[Task details] Can all of these lines be returned exactly?

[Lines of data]
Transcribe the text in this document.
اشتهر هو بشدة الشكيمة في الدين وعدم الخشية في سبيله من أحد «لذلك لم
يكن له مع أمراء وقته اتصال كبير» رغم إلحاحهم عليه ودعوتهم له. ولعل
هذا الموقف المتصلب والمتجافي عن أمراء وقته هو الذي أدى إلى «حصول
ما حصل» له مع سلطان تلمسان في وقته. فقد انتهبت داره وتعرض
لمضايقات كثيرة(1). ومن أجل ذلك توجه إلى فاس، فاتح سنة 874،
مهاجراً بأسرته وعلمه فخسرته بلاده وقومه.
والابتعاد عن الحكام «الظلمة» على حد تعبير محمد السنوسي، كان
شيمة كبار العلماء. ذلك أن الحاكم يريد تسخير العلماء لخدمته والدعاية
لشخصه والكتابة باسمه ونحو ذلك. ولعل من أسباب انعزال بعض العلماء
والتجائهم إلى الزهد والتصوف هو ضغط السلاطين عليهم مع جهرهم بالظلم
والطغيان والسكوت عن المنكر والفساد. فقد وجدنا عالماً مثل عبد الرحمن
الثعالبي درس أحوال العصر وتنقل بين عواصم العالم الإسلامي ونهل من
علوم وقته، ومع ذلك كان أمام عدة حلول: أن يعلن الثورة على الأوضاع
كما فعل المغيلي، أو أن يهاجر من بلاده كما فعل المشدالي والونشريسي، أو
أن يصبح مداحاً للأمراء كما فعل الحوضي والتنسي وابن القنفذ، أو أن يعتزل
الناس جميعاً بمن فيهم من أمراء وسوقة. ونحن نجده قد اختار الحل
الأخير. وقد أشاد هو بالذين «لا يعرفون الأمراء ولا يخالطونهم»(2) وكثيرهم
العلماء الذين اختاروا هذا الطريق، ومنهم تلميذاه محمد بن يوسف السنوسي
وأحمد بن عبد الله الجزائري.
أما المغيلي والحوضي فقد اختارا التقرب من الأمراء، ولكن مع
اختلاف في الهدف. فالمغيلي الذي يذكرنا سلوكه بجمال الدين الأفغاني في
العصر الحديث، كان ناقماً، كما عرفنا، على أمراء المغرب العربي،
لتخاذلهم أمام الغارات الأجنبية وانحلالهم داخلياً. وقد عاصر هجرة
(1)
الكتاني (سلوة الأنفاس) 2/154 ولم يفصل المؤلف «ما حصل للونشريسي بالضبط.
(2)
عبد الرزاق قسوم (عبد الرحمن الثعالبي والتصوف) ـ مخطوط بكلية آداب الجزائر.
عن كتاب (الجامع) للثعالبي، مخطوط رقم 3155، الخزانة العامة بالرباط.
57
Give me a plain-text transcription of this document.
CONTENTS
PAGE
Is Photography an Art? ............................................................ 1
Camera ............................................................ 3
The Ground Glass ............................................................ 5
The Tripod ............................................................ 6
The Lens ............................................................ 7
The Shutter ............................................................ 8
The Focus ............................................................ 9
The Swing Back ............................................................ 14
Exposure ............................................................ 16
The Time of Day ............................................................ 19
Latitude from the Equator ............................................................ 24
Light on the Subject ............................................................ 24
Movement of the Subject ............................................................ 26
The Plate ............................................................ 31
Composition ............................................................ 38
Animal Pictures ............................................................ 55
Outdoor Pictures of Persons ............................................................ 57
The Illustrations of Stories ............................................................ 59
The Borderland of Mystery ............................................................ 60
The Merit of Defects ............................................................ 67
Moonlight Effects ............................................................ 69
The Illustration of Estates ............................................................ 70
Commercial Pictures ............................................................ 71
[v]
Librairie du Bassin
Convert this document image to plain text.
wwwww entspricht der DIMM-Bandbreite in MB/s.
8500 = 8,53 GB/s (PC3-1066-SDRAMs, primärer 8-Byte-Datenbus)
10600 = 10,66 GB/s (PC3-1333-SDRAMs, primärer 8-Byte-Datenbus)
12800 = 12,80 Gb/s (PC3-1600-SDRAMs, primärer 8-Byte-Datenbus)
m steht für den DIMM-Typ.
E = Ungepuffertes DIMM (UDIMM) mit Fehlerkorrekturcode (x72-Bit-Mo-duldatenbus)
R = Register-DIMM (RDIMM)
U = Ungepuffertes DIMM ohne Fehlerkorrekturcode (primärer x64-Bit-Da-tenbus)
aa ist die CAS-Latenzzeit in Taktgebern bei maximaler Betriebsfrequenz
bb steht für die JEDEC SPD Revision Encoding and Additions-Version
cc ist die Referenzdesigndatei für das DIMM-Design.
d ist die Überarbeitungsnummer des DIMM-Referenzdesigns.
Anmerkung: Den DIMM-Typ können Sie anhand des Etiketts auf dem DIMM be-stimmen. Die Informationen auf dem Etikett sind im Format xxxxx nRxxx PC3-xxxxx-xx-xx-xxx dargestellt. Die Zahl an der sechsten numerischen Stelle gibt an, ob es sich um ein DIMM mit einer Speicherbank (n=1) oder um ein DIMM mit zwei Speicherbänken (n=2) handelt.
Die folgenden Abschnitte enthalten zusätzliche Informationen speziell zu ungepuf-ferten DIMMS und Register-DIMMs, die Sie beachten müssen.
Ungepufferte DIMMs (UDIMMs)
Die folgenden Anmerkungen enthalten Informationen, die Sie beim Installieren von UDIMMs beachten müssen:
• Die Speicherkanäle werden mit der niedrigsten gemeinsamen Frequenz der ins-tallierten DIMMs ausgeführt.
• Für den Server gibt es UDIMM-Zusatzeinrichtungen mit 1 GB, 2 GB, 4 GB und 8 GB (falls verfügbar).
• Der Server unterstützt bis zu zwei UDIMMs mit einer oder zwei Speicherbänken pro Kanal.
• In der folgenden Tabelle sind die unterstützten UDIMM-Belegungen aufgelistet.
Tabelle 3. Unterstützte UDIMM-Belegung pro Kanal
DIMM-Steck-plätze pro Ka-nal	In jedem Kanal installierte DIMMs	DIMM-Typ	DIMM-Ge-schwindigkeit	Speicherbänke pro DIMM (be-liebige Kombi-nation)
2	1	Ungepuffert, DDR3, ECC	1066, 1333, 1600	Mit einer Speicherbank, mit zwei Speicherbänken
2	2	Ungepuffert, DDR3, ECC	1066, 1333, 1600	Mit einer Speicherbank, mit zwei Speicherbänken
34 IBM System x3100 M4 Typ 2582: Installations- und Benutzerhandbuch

[Correct result]
Transcribe the text in this document.
اشتهر هو بشدة الشكيمة في الدين وعدم الخشية في سبيله من أحد «لذلك لم
يكن له مع أمراء وقته اتصال كبير» رغم إلحاحهم عليه ودعوتهم له. ولعل
هذا الموقف المتصلب والمتجافي عن أمراء وقته هو الذي أدى إلى «حصول
ما حصل» له مع سلطان تلمسان في وقته. فقد انتهبت داره وتعرض
لمضايقات كثيرة(1). ومن أجل ذلك توجه إلى فاس، فاتح سنة 874،
مهاجراً بأسرته وعلمه فخسرته بلاده وقومه.
والابتعاد عن الحكام «الظلمة» على حد تعبير محمد السنوسي، كان
شيمة كبار العلماء. ذلك أن الحاكم يريد تسخير العلماء لخدمته والدعاية
لشخصه والكتابة باسمه ونحو ذلك. ولعل من أسباب انعزال بعض العلماء
والتجائهم إلى الزهد والتصوف هو ضغط السلاطين عليهم مع جهرهم بالظلم
والطغيان والسكوت عن المنكر والفساد. فقد وجدنا عالماً مثل عبد الرحمن
الثعالبي درس أحوال العصر وتنقل بين عواصم العالم الإسلامي ونهل من
علوم وقته، ومع ذلك كان أمام عدة حلول: أن يعلن الثورة على الأوضاع
كما فعل المغيلي، أو أن يهاجر من بلاده كما فعل المشدالي والونشريسي، أو
أن يصبح مداحاً للأمراء كما فعل الحوضي والتنسي وابن القنفذ، أو أن يعتزل
الناس جميعاً بمن فيهم من أمراء وسوقة. ونحن نجده قد اختار الحل
الأخير. وقد أشاد هو بالذين «لا يعرفون الأمراء ولا يخالطونهم»(2) وكثيرهم
العلماء الذين اختاروا هذا الطريق، ومنهم تلميذاه محمد بن يوسف السنوسي
وأحمد بن عبد الله الجزائري.
أما المغيلي والحوضي فقد اختارا التقرب من الأمراء، ولكن مع
اختلاف في الهدف. فالمغيلي الذي يذكرنا سلوكه بجمال الدين الأفغاني في
العصر الحديث، كان ناقماً، كما عرفنا، على أمراء المغرب العربي،
لتخاذلهم أمام الغارات الأجنبية وانحلالهم داخلياً. وقد عاصر هجرة
(1)
الكتاني (سلوة الأنفاس) 2/154 ولم يفصل المؤلف «ما حصل للونشريسي بالضبط.
(2)
عبد الرزاق قسوم (عبد الرحمن الثعالبي والتصوف) ـ مخطوط بكلية آداب الجزائر.
عن كتاب (الجامع) للثعالبي، مخطوط رقم 3155، الخزانة العامة بالرباط.
57
Give me a plain-text transcription of this document.
CONTENTS
PAGE
Is Photography an Art? ............................................................ 1
Camera ............................................................ 3
The Ground Glass ............................................................ 5
The Tripod ............................................................ 6
The Lens ............................................................ 7
The Shutter ............................................................ 8
The Focus ............................................................ 9
The Swing Back ............................................................ 14
Exposure ............................................................ 16
The Time of Day ............................................................ 19
Latitude from the Equator ............................................................ 24
Light on the Subject ............................................................ 24
Movement of the Subject ............................................................ 26
The Plate ............................................................ 31
Composition ............................................................ 38
Animal Pictures ............................................................ 55
Outdoor Pictures of Persons ............................................................ 57
The Illustrations of Stories ............................................................ 59
The Borderland of Mystery ............................................................ 60
The Merit of Defects ............................................................ 67
Moonlight Effects ............................................................ 69
The Illustration of Estates ............................................................ 70
Commercial Pictures ............................................................ 71
[v]
Librairie du Bassin
Convert this document image to plain text.
wwwww entspricht der DIMM-Bandbreite in MB/s.
8500 = 8,53 GB/s (PC3-1066-SDRAMs, primärer 8-Byte-Datenbus)
10600 = 10,66 GB/s (PC3-1333-SDRAMs, primärer 8-Byte-Datenbus)
12800 = 12,80 Gb/s (PC3-1600-SDRAMs, primärer 8-Byte-Datenbus)
m steht für den DIMM-Typ.
E = Ungepuffertes DIMM (UDIMM) mit Fehlerkorrekturcode (x72-Bit-Mo-duldatenbus)
R = Register-DIMM (RDIMM)
U = Ungepuffertes DIMM ohne Fehlerkorrekturcode (primärer x64-Bit-Da-tenbus)
aa ist die CAS-Latenzzeit in Taktgebern bei maximaler Betriebsfrequenz
bb steht für die JEDEC SPD Revision Encoding and Additions-Version
cc ist die Referenzdesigndatei für das DIMM-Design.
d ist die Überarbeitungsnummer des DIMM-Referenzdesigns.
Anmerkung: Den DIMM-Typ können Sie anhand des Etiketts auf dem DIMM be-stimmen. Die Informationen auf dem Etikett sind im Format xxxxx nRxxx PC3-xxxxx-xx-xx-xxx dargestellt. Die Zahl an der sechsten numerischen Stelle gibt an, ob es sich um ein DIMM mit einer Speicherbank (n=1) oder um ein DIMM mit zwei Speicherbänken (n=2) handelt.
Die folgenden Abschnitte enthalten zusätzliche Informationen speziell zu ungepuf-ferten DIMMS und Register-DIMMs, die Sie beachten müssen.
Ungepufferte DIMMs (UDIMMs)
Die folgenden Anmerkungen enthalten Informationen, die Sie beim Installieren von UDIMMs beachten müssen:
• Die Speicherkanäle werden mit der niedrigsten gemeinsamen Frequenz der ins-tallierten DIMMs ausgeführt.
• Für den Server gibt es UDIMM-Zusatzeinrichtungen mit 1 GB, 2 GB, 4 GB und 8 GB (falls verfügbar).
• Der Server unterstützt bis zu zwei UDIMMs mit einer oder zwei Speicherbänken pro Kanal.
• In der folgenden Tabelle sind die unterstützten UDIMM-Belegungen aufgelistet.
Tabelle 3. Unterstützte UDIMM-Belegung pro Kanal
DIMM-Steck-plätze pro Ka-nal	In jedem Kanal installierte DIMMs	DIMM-Typ	DIMM-Ge-schwindigkeit	Speicherbänke pro DIMM (be-liebige Kombi-nation)
2	1	Ungepuffert, DDR3, ECC	1066, 1333, 1600	Mit einer Speicherbank, mit zwei Speicherbänken
2	2	Ungepuffert, DDR3, ECC	1066, 1333, 1600	Mit einer Speicherbank, mit zwei Speicherbänken
34 IBM System x3100 M4 Typ 2582: Installations- und Benutzerhandbuch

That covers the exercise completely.